- [INSTRUCTIONS TO FOLLOW]: Please render the entries as a Markdown table, starting at the beginning of the entries and ending at the line that contains "x-marker [778,142,786,150]", with both ends included. Use the columns Row for the row number and Text for the line, and leave out blank lines.

%%

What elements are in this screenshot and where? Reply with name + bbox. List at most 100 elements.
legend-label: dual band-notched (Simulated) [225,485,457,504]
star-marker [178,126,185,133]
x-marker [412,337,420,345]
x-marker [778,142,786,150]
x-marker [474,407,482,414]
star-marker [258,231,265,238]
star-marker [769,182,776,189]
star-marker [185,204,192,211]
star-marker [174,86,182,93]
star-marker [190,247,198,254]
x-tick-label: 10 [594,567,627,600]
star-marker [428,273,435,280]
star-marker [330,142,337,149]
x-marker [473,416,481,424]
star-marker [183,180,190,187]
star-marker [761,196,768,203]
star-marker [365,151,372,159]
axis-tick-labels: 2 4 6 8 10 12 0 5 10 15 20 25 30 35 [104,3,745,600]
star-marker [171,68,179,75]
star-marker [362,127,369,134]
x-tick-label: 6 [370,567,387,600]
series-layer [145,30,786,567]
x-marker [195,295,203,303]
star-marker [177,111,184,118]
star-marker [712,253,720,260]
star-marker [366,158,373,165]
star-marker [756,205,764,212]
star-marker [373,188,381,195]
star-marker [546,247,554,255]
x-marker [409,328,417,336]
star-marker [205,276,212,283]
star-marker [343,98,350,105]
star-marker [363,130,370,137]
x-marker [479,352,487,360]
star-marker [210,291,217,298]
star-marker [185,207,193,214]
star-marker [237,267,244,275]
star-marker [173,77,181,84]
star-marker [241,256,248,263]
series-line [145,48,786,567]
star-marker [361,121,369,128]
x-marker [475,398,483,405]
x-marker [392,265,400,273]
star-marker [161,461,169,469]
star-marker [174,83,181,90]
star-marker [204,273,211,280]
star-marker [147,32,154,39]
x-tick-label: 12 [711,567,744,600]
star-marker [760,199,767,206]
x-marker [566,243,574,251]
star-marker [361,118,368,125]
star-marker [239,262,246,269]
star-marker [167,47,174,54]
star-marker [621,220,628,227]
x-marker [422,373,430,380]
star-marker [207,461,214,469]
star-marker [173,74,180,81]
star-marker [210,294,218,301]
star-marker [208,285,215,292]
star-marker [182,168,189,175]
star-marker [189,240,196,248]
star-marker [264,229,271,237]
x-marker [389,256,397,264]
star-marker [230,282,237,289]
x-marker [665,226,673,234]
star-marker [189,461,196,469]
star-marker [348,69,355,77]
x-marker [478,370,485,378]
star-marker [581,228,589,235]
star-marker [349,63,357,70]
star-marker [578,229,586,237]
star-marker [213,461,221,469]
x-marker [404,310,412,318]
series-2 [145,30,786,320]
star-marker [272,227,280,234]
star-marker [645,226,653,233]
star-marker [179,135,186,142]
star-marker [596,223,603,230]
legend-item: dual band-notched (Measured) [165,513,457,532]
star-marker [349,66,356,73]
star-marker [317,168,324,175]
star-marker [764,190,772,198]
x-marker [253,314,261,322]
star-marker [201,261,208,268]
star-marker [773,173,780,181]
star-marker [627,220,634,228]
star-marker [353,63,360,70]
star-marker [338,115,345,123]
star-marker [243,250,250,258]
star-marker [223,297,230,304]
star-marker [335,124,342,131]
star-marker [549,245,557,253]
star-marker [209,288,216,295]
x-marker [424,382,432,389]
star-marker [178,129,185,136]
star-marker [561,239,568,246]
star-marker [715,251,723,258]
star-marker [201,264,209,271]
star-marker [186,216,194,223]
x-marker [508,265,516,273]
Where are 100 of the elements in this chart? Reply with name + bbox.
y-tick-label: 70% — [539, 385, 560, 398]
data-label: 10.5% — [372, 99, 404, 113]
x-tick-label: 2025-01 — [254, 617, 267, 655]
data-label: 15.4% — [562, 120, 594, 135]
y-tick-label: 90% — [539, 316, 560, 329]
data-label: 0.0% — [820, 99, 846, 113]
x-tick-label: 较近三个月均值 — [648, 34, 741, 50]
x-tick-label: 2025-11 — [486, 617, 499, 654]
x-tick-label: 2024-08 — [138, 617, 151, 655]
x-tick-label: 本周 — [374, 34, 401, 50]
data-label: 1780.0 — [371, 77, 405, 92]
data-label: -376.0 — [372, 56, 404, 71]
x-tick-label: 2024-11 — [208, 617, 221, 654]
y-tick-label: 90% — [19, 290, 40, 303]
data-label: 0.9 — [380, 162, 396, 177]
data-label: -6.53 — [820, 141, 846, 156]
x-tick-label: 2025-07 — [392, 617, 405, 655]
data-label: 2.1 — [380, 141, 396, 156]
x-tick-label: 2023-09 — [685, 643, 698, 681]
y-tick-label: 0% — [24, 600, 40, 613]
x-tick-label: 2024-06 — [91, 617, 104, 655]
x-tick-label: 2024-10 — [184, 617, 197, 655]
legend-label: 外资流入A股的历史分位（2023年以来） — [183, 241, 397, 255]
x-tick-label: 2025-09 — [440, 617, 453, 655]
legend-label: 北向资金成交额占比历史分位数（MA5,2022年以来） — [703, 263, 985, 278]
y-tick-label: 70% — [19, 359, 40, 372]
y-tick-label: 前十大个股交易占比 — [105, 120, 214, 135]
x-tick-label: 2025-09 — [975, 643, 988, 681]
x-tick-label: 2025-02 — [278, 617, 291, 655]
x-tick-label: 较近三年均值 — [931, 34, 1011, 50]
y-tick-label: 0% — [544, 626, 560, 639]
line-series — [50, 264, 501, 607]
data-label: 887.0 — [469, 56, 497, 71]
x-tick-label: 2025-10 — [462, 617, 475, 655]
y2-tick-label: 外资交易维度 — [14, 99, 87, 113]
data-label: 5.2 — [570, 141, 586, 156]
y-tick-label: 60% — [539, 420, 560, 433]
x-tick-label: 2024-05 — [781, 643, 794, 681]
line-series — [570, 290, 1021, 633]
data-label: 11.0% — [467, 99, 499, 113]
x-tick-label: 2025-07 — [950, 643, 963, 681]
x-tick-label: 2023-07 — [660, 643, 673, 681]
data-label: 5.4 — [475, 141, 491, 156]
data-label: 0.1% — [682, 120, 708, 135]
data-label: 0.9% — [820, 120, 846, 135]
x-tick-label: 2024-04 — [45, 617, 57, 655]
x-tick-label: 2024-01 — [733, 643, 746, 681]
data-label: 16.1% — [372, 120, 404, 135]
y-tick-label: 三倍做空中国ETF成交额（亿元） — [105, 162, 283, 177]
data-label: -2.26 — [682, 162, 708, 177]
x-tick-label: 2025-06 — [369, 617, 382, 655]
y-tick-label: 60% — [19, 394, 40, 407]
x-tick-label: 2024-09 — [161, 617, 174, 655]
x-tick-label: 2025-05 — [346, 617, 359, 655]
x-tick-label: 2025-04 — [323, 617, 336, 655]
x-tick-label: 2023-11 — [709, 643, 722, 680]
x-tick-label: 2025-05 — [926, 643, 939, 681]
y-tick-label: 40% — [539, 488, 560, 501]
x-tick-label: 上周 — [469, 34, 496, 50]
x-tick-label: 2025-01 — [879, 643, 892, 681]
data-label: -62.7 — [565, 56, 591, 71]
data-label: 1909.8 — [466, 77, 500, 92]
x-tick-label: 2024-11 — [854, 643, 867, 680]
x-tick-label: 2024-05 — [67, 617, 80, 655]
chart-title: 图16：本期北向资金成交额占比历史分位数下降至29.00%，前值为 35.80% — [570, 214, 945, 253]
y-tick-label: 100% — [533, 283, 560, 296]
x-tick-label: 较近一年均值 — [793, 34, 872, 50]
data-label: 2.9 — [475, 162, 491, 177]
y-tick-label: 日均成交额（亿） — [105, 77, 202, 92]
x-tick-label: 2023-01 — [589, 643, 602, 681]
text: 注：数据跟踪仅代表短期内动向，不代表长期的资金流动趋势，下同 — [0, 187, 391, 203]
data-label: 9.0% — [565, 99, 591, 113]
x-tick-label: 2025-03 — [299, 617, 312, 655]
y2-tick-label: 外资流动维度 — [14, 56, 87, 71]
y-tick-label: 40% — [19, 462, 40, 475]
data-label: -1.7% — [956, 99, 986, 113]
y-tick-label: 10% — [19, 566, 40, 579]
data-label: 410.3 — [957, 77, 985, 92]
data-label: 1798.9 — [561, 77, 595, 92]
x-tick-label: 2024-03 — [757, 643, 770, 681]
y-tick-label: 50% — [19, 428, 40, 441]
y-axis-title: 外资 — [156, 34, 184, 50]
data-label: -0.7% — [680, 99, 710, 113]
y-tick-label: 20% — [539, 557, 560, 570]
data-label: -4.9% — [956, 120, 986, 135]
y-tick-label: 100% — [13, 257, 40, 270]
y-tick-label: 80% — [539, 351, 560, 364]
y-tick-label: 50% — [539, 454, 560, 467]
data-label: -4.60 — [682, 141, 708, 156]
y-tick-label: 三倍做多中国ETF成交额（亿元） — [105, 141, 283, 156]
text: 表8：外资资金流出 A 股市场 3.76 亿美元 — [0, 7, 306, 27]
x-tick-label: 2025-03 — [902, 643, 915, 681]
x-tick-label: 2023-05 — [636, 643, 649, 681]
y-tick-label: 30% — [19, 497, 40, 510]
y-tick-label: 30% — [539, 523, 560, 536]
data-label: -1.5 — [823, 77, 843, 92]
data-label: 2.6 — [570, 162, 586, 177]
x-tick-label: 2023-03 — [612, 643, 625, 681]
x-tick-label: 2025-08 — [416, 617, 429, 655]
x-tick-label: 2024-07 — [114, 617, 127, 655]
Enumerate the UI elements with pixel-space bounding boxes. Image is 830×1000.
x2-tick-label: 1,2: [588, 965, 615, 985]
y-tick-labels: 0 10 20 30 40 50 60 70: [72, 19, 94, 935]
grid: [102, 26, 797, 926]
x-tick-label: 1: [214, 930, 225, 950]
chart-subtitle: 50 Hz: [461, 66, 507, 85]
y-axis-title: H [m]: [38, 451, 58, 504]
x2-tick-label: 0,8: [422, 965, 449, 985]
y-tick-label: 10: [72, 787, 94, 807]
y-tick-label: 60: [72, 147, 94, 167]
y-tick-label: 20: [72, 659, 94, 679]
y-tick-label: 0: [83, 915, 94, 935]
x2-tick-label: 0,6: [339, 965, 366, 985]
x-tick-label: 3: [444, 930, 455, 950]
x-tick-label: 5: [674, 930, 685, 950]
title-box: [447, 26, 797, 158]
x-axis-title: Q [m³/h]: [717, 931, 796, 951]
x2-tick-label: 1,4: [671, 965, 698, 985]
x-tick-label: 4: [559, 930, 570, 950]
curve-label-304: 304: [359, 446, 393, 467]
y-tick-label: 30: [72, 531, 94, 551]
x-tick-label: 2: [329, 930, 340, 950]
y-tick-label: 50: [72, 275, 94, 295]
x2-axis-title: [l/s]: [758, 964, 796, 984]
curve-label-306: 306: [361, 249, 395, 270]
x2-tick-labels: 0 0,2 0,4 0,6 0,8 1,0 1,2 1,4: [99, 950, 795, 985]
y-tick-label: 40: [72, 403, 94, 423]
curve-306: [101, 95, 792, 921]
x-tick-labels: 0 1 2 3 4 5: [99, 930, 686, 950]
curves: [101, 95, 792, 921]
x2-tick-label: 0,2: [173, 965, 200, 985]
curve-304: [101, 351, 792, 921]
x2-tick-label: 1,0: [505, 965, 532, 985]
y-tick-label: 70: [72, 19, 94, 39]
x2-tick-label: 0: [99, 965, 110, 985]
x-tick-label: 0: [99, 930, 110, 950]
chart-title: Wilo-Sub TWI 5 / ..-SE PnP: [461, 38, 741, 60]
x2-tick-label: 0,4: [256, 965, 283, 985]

%%

- [SOLUTION TO THIS TASK]:
| Row | Text |
|---|---|
| 1 | What elements are in this screenshot and where? Reply with name + bbox. List at most 100 elements. |
| 2 | legend-label: dual band-notched (Simulated) [225,485,457,504] |
| 3 | star-marker [178,126,185,133] |
| 4 | x-marker [412,337,420,345] |
| 5 | x-marker [778,142,786,150] |